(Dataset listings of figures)
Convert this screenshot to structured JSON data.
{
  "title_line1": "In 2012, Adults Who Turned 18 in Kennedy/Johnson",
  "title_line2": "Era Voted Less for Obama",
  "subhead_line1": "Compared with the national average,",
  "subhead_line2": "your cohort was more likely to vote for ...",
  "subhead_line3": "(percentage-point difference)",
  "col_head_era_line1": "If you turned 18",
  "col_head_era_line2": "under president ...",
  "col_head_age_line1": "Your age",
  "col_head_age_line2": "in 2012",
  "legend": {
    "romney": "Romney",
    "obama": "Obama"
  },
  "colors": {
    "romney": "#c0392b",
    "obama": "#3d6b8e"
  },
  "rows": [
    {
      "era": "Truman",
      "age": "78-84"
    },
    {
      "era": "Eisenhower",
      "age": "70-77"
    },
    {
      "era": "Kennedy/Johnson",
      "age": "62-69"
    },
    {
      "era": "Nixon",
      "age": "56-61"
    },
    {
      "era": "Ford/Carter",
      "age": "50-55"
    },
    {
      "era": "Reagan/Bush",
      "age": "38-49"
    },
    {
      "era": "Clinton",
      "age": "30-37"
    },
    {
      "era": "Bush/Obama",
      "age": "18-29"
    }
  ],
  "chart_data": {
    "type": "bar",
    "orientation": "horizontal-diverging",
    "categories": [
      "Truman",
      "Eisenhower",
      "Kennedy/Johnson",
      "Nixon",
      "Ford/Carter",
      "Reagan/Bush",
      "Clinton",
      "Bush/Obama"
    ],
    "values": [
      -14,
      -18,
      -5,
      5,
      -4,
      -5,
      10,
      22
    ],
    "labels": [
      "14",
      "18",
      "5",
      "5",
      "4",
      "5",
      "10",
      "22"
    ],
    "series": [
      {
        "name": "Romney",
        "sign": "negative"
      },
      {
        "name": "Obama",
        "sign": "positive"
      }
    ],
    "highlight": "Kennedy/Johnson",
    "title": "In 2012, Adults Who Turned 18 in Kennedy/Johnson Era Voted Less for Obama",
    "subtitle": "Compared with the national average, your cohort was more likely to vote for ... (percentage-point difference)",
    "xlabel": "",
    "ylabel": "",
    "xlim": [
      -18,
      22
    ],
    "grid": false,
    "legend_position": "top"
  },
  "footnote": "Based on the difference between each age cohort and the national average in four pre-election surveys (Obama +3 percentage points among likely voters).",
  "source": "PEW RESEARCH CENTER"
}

Set problem: Restate the whole listing exactly.

Response to the task:
Convert this screenshot to structured JSON data.
{
  "title_line1": "In 2012, Adults Who Turned 18 in Kennedy/Johnson",
  "title_line2": "Era Voted Less for Obama",
  "subhead_line1": "Compared with the national average,",
  "subhead_line2": "your cohort was more likely to vote for ...",
  "subhead_line3": "(percentage-point difference)",
  "col_head_era_line1": "If you turned 18",
  "col_head_era_line2": "under president ...",
  "col_head_age_line1": "Your age",
  "col_head_age_line2": "in 2012",
  "legend": {
    "romney": "Romney",
    "obama": "Obama"
  },
  "colors": {
    "romney": "#c0392b",
    "obama": "#3d6b8e"
  },
  "rows": [
    {
      "era": "Truman",
      "age": "78-84"
    },
    {
      "era": "Eisenhower",
      "age": "70-77"
    },
    {
      "era": "Kennedy/Johnson",
      "age": "62-69"
    },
    {
      "era": "Nixon",
      "age": "56-61"
    },
    {
      "era": "Ford/Carter",
      "age": "50-55"
    },
    {
      "era": "Reagan/Bush",
      "age": "38-49"
    },
    {
      "era": "Clinton",
      "age": "30-37"
    },
    {
      "era": "Bush/Obama",
      "age": "18-29"
    }
  ],
  "chart_data": {
    "type": "bar",
    "orientation": "horizontal-diverging",
    "categories": [
      "Truman",
      "Eisenhower",
      "Kennedy/Johnson",
      "Nixon",
      "Ford/Carter",
      "Reagan/Bush",
      "Clinton",
      "Bush/Obama"
    ],
    "values": [
      -14,
      -18,
      -5,
      5,
      -4,
      -5,
      10,
      22
    ],
    "labels": [
      "14",
      "18",
      "5",
      "5",
      "4",
      "5",
      "10",
      "22"
    ],
    "series": [
      {
        "name": "Romney",
        "sign": "negative"
      },
      {
        "name": "Obama",
        "sign": "positive"
      }
    ],
    "highlight": "Kennedy/Johnson",
    "title": "In 2012, Adults Who Turned 18 in Kennedy/Johnson Era Voted Less for Obama",
    "subtitle": "Compared with the national average, your cohort was more likely to vote for ... (percentage-point difference)",
    "xlabel": "",
    "ylabel": "",
    "xlim": [
      -18,
      22
    ],
    "grid": false,
    "legend_position": "top"
  },
  "footnote": "Based on the difference between each age cohort and the national average in four pre-election surveys (Obama +3 percentage points among likely voters).",
  "source": "PEW RESEARCH CENTER"
}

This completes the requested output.